__Short exercise__
Where does the string "structured" appear? Copy every line of the entries below that holds it.

┌────────

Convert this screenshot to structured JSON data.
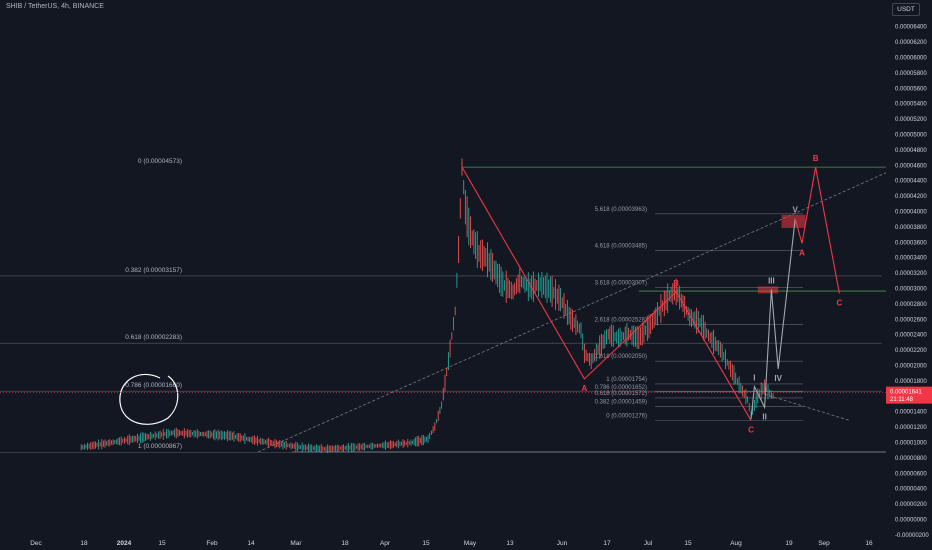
{
  "header": {
    "symbol_title": "SHIB / TetherUS, 4h, BINANCE",
    "currency": "USDT"
  },
  "chart_data": {
    "type": "line",
    "title": "SHIB / TetherUS, 4h, BINANCE",
    "xlabel": "",
    "ylabel": "",
    "ylim": [
      0,
      6.6e-05
    ],
    "grid": false,
    "price_axis": {
      "min": 0,
      "max": 6.4e-05,
      "step": 2e-06,
      "labels": [
        "-0.00000200",
        "0.00000000",
        "0.00000200",
        "0.00000400",
        "0.00000600",
        "0.00000800",
        "0.00001000",
        "0.00001200",
        "0.00001400",
        "0.00001600",
        "0.00001800",
        "0.00002000",
        "0.00002200",
        "0.00002400",
        "0.00002600",
        "0.00002800",
        "0.00003000",
        "0.00003200",
        "0.00003400",
        "0.00003600",
        "0.00003800",
        "0.00004000",
        "0.00004200",
        "0.00004400",
        "0.00004600",
        "0.00004800",
        "0.00005000",
        "0.00005200",
        "0.00005400",
        "0.00005600",
        "0.00005800",
        "0.00006000",
        "0.00006200",
        "0.00006400"
      ]
    },
    "time_axis": [
      "Dec",
      "18",
      "2024",
      "15",
      "Feb",
      "14",
      "Mar",
      "18",
      "Apr",
      "15",
      "May",
      "13",
      "Jun",
      "17",
      "Jul",
      "15",
      "Aug",
      "19",
      "Sep",
      "16"
    ],
    "current_price": {
      "value": 1.641e-05,
      "label": "0.00001641",
      "countdown": "21:11:48",
      "color": "#f23645"
    },
    "series": [
      {
        "values": [
          [
            -62,
            9.3e-06
          ],
          [
            -55,
            9.8e-06
          ],
          [
            -45,
            1.05e-05
          ],
          [
            -35,
            1.12e-05
          ],
          [
            -25,
            1.1e-05
          ],
          [
            -18,
            1.08e-05
          ],
          [
            -12,
            1.03e-05
          ],
          [
            -5,
            9.8e-06
          ],
          [
            3,
            9.3e-06
          ],
          [
            10,
            9.1e-06
          ],
          [
            18,
            9.3e-06
          ],
          [
            28,
            9.6e-06
          ],
          [
            35,
            9.9e-06
          ],
          [
            40,
            1.04e-05
          ],
          [
            42,
            1.2e-05
          ],
          [
            44,
            1.48e-05
          ],
          [
            46,
            2.05e-05
          ],
          [
            48,
            2.7e-05
          ],
          [
            49,
            3.5e-05
          ],
          [
            50,
            4.57e-05
          ],
          [
            51,
            4.05e-05
          ],
          [
            52,
            3.8e-05
          ],
          [
            53,
            3.65e-05
          ],
          [
            55,
            3.45e-05
          ],
          [
            57,
            3.4e-05
          ],
          [
            60,
            3.2e-05
          ],
          [
            62,
            3.05e-05
          ],
          [
            65,
            2.95e-05
          ],
          [
            67,
            3.1e-05
          ],
          [
            70,
            3e-05
          ],
          [
            73,
            3.05e-05
          ],
          [
            76,
            2.98e-05
          ],
          [
            79,
            2.85e-05
          ],
          [
            82,
            2.6e-05
          ],
          [
            85,
            2.45e-05
          ],
          [
            86,
            2.15e-05
          ],
          [
            88,
            2.05e-05
          ],
          [
            90,
            2.2e-05
          ],
          [
            93,
            2.4e-05
          ],
          [
            96,
            2.35e-05
          ],
          [
            99,
            2.4e-05
          ],
          [
            102,
            2.35e-05
          ],
          [
            105,
            2.5e-05
          ],
          [
            108,
            2.7e-05
          ],
          [
            111,
            2.9e-05
          ],
          [
            113,
            2.95e-05
          ],
          [
            115,
            2.8e-05
          ],
          [
            117,
            2.62e-05
          ],
          [
            120,
            2.55e-05
          ],
          [
            123,
            2.35e-05
          ],
          [
            126,
            2.2e-05
          ],
          [
            129,
            1.95e-05
          ],
          [
            132,
            1.7e-05
          ],
          [
            134,
            1.55e-05
          ],
          [
            135,
            1.35e-05
          ],
          [
            137,
            1.6e-05
          ],
          [
            139,
            1.72e-05
          ],
          [
            140,
            1.65e-05
          ],
          [
            142,
            1.58e-05
          ]
        ],
        "color": "#d1d4dc"
      }
    ],
    "fib_levels_left": [
      {
        "ratio": "0",
        "label": "0 (0.00004573)",
        "value": 4.573e-05,
        "color": "#4caf50"
      },
      {
        "ratio": "0.382",
        "label": "0.382 (0.00003157)",
        "value": 3.157e-05,
        "color": "#b2b5be"
      },
      {
        "ratio": "0.618",
        "label": "0.618 (0.00002283)",
        "value": 2.283e-05,
        "color": "#b2b5be"
      },
      {
        "ratio": "0.786",
        "label": "0.786 (0.00001660)",
        "value": 1.66e-05,
        "color": "#b2b5be"
      },
      {
        "ratio": "1",
        "label": "1 (0.00000867)",
        "value": 8.67e-06,
        "color": "#b2b5be"
      }
    ],
    "fib_extension_right": [
      {
        "label": "5.618 (0.00003963)",
        "value": 3.963e-05
      },
      {
        "label": "4.618 (0.00003485)",
        "value": 3.485e-05
      },
      {
        "label": "3.618 (0.00003007)",
        "value": 3.007e-05
      },
      {
        "label": "2.618 (0.00002528)",
        "value": 2.528e-05
      },
      {
        "label": "1.618 (0.00002050)",
        "value": 2.05e-05
      },
      {
        "label": "1 (0.00001754)",
        "value": 1.754e-05
      },
      {
        "label": "0.786 (0.00001652)",
        "value": 1.652e-05
      },
      {
        "label": "0.618 (0.00001572)",
        "value": 1.572e-05
      },
      {
        "label": "0.382 (0.00001459)",
        "value": 1.459e-05
      },
      {
        "label": "0 (0.00001276)",
        "value": 1.276e-05
      }
    ],
    "wave_abc": [
      {
        "label": "",
        "t": 50,
        "v": 4.57e-05
      },
      {
        "label": "A",
        "t": 86,
        "v": 1.82e-05
      },
      {
        "label": "B",
        "t": 113,
        "v": 2.95e-05
      },
      {
        "label": "C",
        "t": 135,
        "v": 1.28e-05
      }
    ],
    "projection_impulse": [
      {
        "label": "",
        "t": 135,
        "v": 1.3e-05
      },
      {
        "label": "I",
        "t": 136,
        "v": 1.72e-05
      },
      {
        "label": "II",
        "t": 139,
        "v": 1.45e-05
      },
      {
        "label": "III",
        "t": 141,
        "v": 2.98e-05
      },
      {
        "label": "IV",
        "t": 143,
        "v": 1.95e-05
      },
      {
        "label": "V",
        "t": 148,
        "v": 3.9e-05
      }
    ],
    "projection_abc": [
      {
        "label": "",
        "t": 148,
        "v": 3.9e-05
      },
      {
        "label": "A",
        "t": 150,
        "v": 3.58e-05
      },
      {
        "label": "B",
        "t": 154,
        "v": 4.57e-05
      },
      {
        "label": "C",
        "t": 161,
        "v": 2.93e-05
      }
    ],
    "zones": [
      {
        "t0": 137,
        "t1": 143,
        "v0": 2.93e-05,
        "v1": 3.02e-05,
        "color": "#f23645"
      },
      {
        "t0": 144,
        "t1": 151,
        "v0": 3.78e-05,
        "v1": 3.95e-05,
        "color": "#f23645"
      }
    ],
    "trendlines": [
      {
        "t0": -10,
        "v0": 8.7e-06,
        "t1": 180,
        "v1": 4.6e-05,
        "style": "dashed"
      },
      {
        "t0": 139,
        "v0": 1.62e-05,
        "t1": 164,
        "v1": 1.28e-05,
        "style": "dashed"
      }
    ],
    "horizontal_lines": [
      {
        "v": 4.57e-05,
        "t0": 50,
        "t1": 180,
        "color": "#4caf50"
      },
      {
        "v": 2.96e-05,
        "t0": 102,
        "t1": 180,
        "color": "#4caf50"
      },
      {
        "v": 8.7e-06,
        "t0": 0,
        "t1": 180,
        "color": "#b2b5be"
      }
    ]
  },
  "colors": {
    "background": "#131722",
    "axis_text": "#d1d4dc",
    "wave_red": "#f23645",
    "projection_white": "#d1d4dc",
    "fib_green": "#4caf50"
  }
}
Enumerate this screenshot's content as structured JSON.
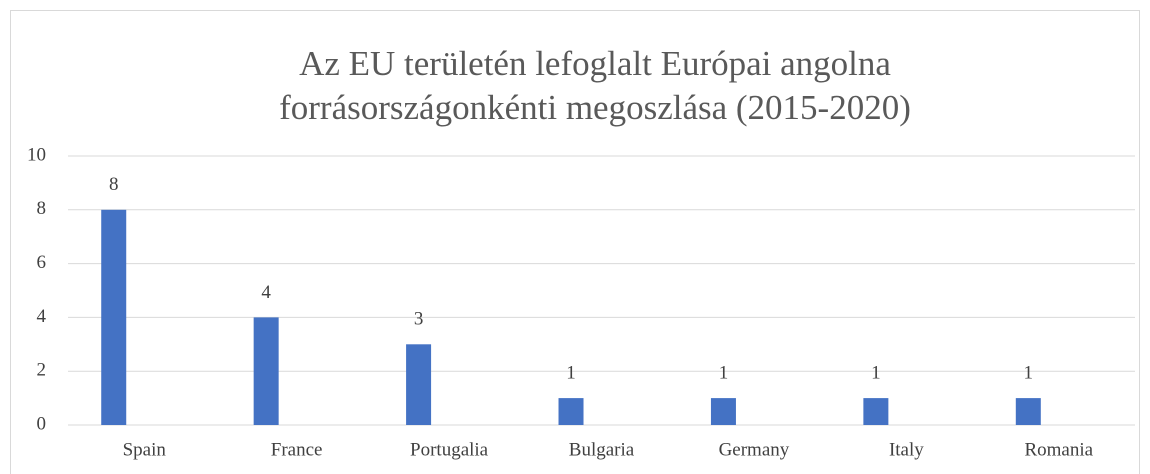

└────────

__The solution__
Convert this screenshot to structured JSON data.
Enumerate this screenshot's content as structured JSON.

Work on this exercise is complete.